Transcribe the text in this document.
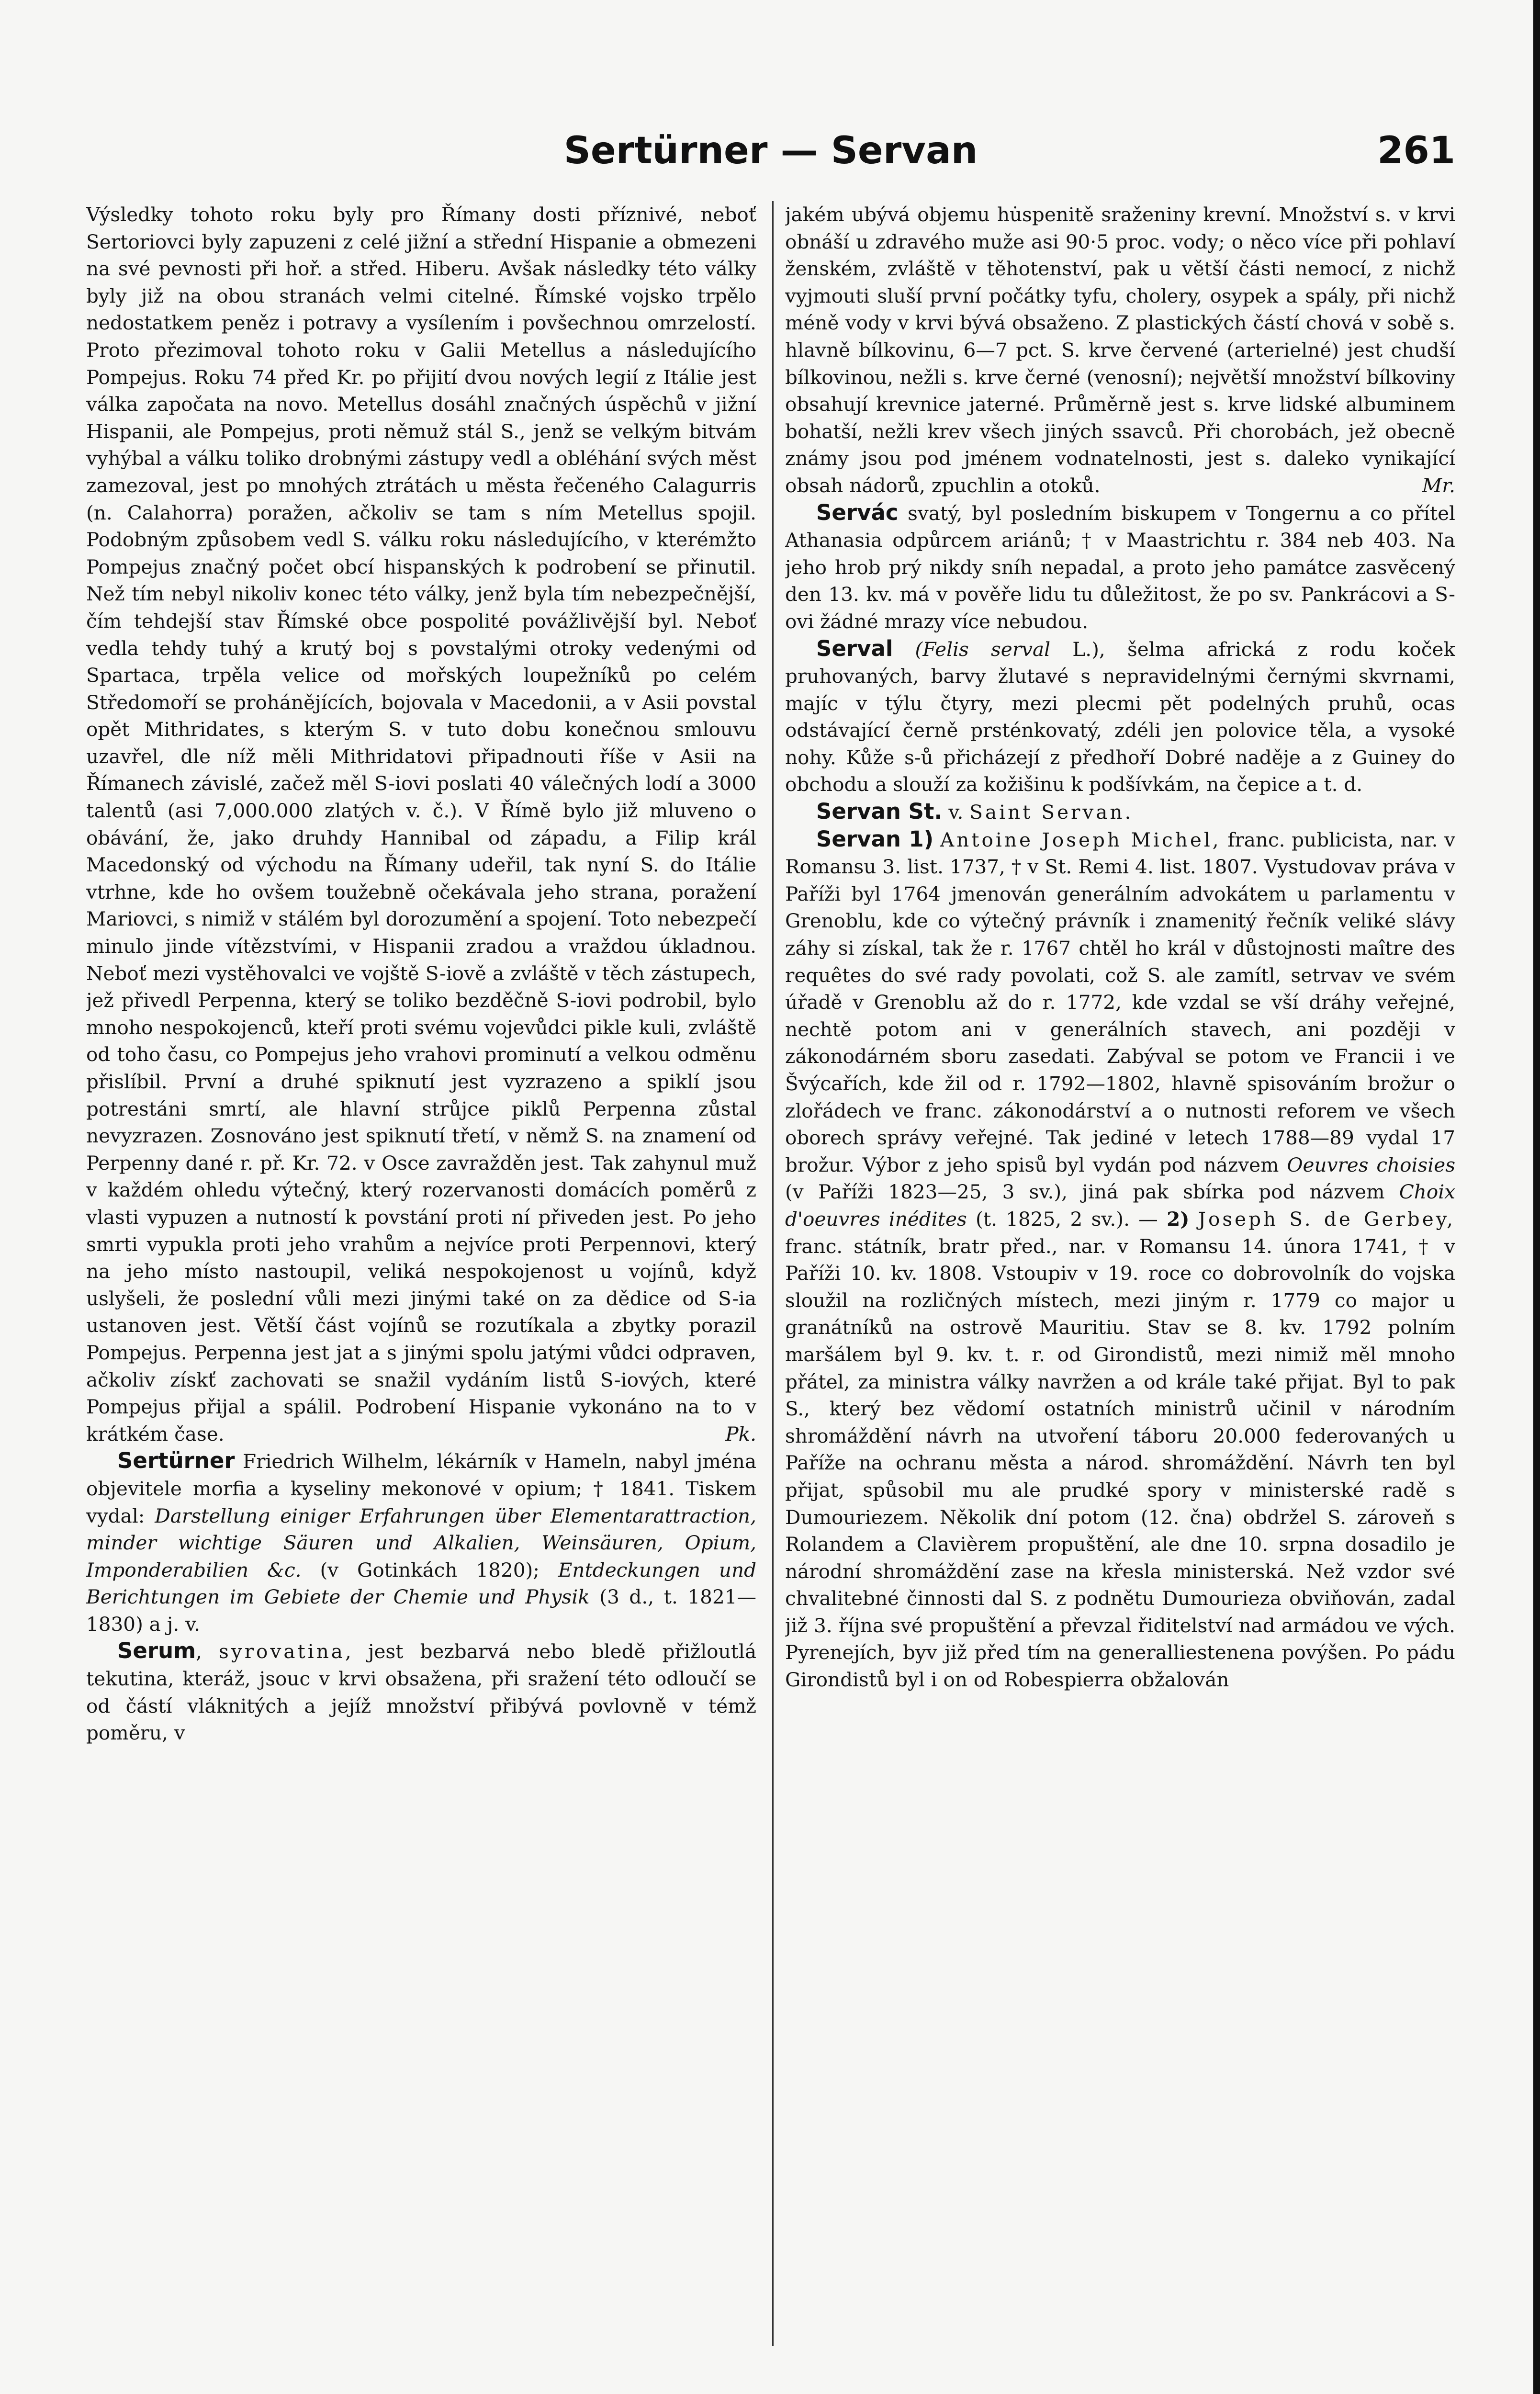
Sertürner — Servan	261

Výsledky tohoto roku byly pro Římany dosti příznivé, neboť Sertoriovci byly zapuzeni z celé jižní a střední Hispanie a obmezeni na své pevnosti při hoř. a střed. Hiberu. Avšak následky této války byly již na obou stranách velmi citelné. Římské vojsko trpělo nedostatkem peněz i potravy a vysílením i povšechnou omrzelostí. Proto přezimoval tohoto roku v Galii Metellus a následujícího Pompejus. Roku 74 před Kr. po přijití dvou nových legií z Itálie jest válka započata na novo. Metellus dosáhl značných úspěchů v jižní Hispanii, ale Pompejus, proti němuž stál S., jenž se velkým bitvám vyhýbal a válku toliko drobnými zástupy vedl a obléhání svých měst zamezoval, jest po mnohých ztrátách u města řečeného Calagurris (n. Calahorra) poražen, ačkoliv se tam s ním Metellus spojil. Podobným způsobem vedl S. válku roku následujícího, v kterémžto Pompejus značný počet obcí hispanských k podrobení se přinutil. Než tím nebyl nikoliv konec této války, jenž byla tím nebezpečnější, čím tehdejší stav Římské obce pospolité povážlivější byl. Neboť vedla tehdy tuhý a krutý boj s povstalými otroky vedenými od Spartaca, trpěla velice od mořských loupežníků po celém Středomoří se prohánějících, bojovala v Macedonii, a v Asii povstal opět Mithridates, s kterým S. v tuto dobu konečnou smlouvu uzavřel, dle níž měli Mithridatovi připadnouti říše v Asii na Římanech závislé, začež měl S-iovi poslati 40 válečných lodí a 3000 talentů (asi 7,000.000 zlatých v. č.). V Římě bylo již mluveno o obávání, že, jako druhdy Hannibal od západu, a Filip král Macedonský od východu na Římany udeřil, tak nyní S. do Itálie vtrhne, kde ho ovšem toužebně očekávala jeho strana, poražení Mariovci, s nimiž v stálém byl dorozumění a spojení. Toto nebezpečí minulo jinde vítězstvími, v Hispanii zradou a vraždou úkladnou. Neboť mezi vystěhovalci ve vojště S-iově a zvláště v těch zástupech, jež přivedl Perpenna, který se toliko bezděčně S-iovi podrobil, bylo mnoho nespokojenců, kteří proti svému vojevůdci pikle kuli, zvláště od toho času, co Pompejus jeho vrahovi prominutí a velkou odměnu přislíbil. První a druhé spiknutí jest vyzrazeno a spiklí jsou potrestáni smrtí, ale hlavní strůjce piklů Perpenna zůstal nevyzrazen. Zosnováno jest spiknutí třetí, v němž S. na znamení od Perpenny dané r. př. Kr. 72. v Osce zavražděn jest. Tak zahynul muž v každém ohledu výtečný, který rozervanosti domácích poměrů z vlasti vypuzen a nutností k povstání proti ní přiveden jest. Po jeho smrti vypukla proti jeho vrahům a nejvíce proti Perpennovi, který na jeho místo nastoupil, veliká nespokojenost u vojínů, když uslyšeli, že poslední vůli mezi jinými také on za dědice od S-ia ustanoven jest. Větší část vojínů se rozutíkala a zbytky porazil Pompejus. Perpenna jest jat a s jinými spolu jatými vůdci odpraven, ačkoliv získť zachovati se snažil vydáním listů S-iových, které Pompejus přijal a spálil. Podrobení Hispanie vykonáno na to v krátkém čase.	Pk.

Sertürner Friedrich Wilhelm, lékárník v Hameln, nabyl jména objevitele morfia a kyseliny mekonové v opium; † 1841. Tiskem vydal: Darstellung einiger Erfahrungen über Elementarattraction, minder wichtige Säuren und Alkalien, Weinsäuren, Opium, Imponderabilien &c. (v Gotinkách 1820); Entdeckungen und Berichtungen im Gebiete der Chemie und Physik (3 d., t. 1821—1830) a j. v.

Serum, syrovatina, jest bezbarvá nebo bledě přižloutlá tekutina, kteráž, jsouc v krvi obsažena, při sražení této odloučí se od částí vláknitých a jejíž množství přibývá povlovně v témž poměru, v

jakém ubývá objemu hu̇spenitě sraženiny krevní. Množství s. v krvi obnáší u zdravého muže asi 90·5 proc. vody; o něco více při pohlaví ženském, zvláště v těhotenství, pak u větší části nemocí, z nichž vyjmouti sluší první počátky tyfu, cholery, osypek a spály, při nichž méně vody v krvi bývá obsaženo. Z plastických částí chová v sobě s. hlavně bílkovinu, 6—7 pct. S. krve červené (arterielné) jest chudší bílkovinou, nežli s. krve černé (venosní); největší množství bílkoviny obsahují krevnice jaterné. Průměrně jest s. krve lidské albuminem bohatší, nežli krev všech jiných ssavců. Při chorobách, jež obecně známy jsou pod jménem vodnatelnosti, jest s. daleko vynikající obsah nádorů, zpuchlin a otoků.	Mr.

Servác svatý, byl posledním biskupem v Tongernu a co přítel Athanasia odpůrcem ariánů; † v Maastrichtu r. 384 neb 403. Na jeho hrob prý nikdy sníh nepadal, a proto jeho památce zasvěcený den 13. kv. má v pověře lidu tu důležitost, že po sv. Pankrácovi a S-ovi žádné mrazy více nebudou.

Serval (Felis serval L.), šelma africká z rodu koček pruhovaných, barvy žlutavé s nepravidelnými černými skvrnami, majíc v týlu čtyry, mezi plecmi pět podelných pruhů, ocas odstávající černě prsténkovatý, zdéli jen polovice těla, a vysoké nohy. Kůže s-ů přicházejí z předhoří Dobré naděje a z Guiney do obchodu a slouží za kožišinu k podšívkám, na čepice a t. d.

Servan St. v. Saint Servan.

Servan 1) Antoine Joseph Michel, franc. publicista, nar. v Romansu 3. list. 1737, † v St. Remi 4. list. 1807. Vystudovav práva v Paříži byl 1764 jmenován generálním advokátem u parlamentu v Grenoblu, kde co výtečný právník i znamenitý řečník veliké slávy záhy si získal, tak že r. 1767 chtěl ho král v důstojnosti maître des requêtes do své rady povolati, což S. ale zamítl, setrvav ve svém úřadě v Grenoblu až do r. 1772, kde vzdal se vší dráhy veřejné, nechtě potom ani v generálních stavech, ani později v zákonodárném sboru zasedati. Zabýval se potom ve Francii i ve Švýcařích, kde žil od r. 1792—1802, hlavně spisováním brožur o zlořádech ve franc. zákonodárství a o nutnosti reforem ve všech oborech správy veřejné. Tak jediné v letech 1788—89 vydal 17 brožur. Výbor z jeho spisů byl vydán pod názvem Oeuvres choisies (v Paříži 1823—25, 3 sv.), jiná pak sbírka pod názvem Choix d'oeuvres inédites (t. 1825, 2 sv.). — 2) Joseph S. de Gerbey, franc. státník, bratr před., nar. v Romansu 14. února 1741, † v Paříži 10. kv. 1808. Vstoupiv v 19. roce co dobrovolník do vojska sloužil na rozličných místech, mezi jiným r. 1779 co major u granátníků na ostrově Mauritiu. Stav se 8. kv. 1792 polním maršálem byl 9. kv. t. r. od Girondistů, mezi nimiž měl mnoho přátel, za ministra války navržen a od krále také přijat. Byl to pak S., který bez vědomí ostatních ministrů učinil v národním shromáždění návrh na utvoření táboru 20.000 federovaných u Paříže na ochranu města a národ. shromáždění. Návrh ten byl přijat, spůsobil mu ale prudké spory v ministerské radě s Dumouriezem. Několik dní potom (12. čna) obdržel S. zároveň s Rolandem a Clavièrem propuštění, ale dne 10. srpna dosadilo je národní shromáždění zase na křesla ministerská. Než vzdor své chvalitebné činnosti dal S. z podnětu Dumourieza obviňován, zadal již 3. října své propuštění a převzal řiditelství nad armádou ve vých. Pyrenejích, byv již před tím na generalliestenena povýšen. Po pádu Girondistů byl i on od Robespierra obžalován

===============

## TASK GOAL
Tally up the lines in the records that contain the word "Sertürner" and give only the total.

## SOLUTION TO THE EXERCISE
2